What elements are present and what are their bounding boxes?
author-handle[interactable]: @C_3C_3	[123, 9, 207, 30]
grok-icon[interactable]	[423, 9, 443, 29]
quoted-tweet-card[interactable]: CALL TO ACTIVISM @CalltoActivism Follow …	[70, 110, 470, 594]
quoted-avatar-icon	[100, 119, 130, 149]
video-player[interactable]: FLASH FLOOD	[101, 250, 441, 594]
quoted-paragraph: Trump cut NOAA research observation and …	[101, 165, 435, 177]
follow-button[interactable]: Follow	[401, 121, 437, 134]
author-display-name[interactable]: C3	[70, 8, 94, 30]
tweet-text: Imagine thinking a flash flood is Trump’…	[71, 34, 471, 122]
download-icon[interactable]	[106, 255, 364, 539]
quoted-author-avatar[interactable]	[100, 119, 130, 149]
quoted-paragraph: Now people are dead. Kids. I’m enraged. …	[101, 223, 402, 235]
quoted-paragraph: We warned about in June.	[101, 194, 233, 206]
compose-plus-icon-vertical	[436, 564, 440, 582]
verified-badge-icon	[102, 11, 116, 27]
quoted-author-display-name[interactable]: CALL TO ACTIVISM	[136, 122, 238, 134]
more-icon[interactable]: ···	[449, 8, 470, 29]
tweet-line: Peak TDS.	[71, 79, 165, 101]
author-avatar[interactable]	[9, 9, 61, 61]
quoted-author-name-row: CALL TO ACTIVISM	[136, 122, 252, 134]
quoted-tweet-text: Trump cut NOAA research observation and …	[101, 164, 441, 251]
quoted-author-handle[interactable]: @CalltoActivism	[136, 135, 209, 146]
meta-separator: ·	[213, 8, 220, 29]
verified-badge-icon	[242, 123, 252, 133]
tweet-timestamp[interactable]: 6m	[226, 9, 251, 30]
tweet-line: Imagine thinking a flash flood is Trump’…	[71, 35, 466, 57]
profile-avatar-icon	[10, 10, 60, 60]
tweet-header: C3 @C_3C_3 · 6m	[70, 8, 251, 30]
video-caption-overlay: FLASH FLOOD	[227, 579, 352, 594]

===

◆ REQUIREMENT ◆
Find each line in the records above that contains the string "display" and copy those lines. Case counts.

◆ ANSWER FOR THE TASK ◆
author-display-name[interactable]: C3	[70, 8, 94, 30]
quoted-author-display-name[interactable]: CALL TO ACTIVISM	[136, 122, 238, 134]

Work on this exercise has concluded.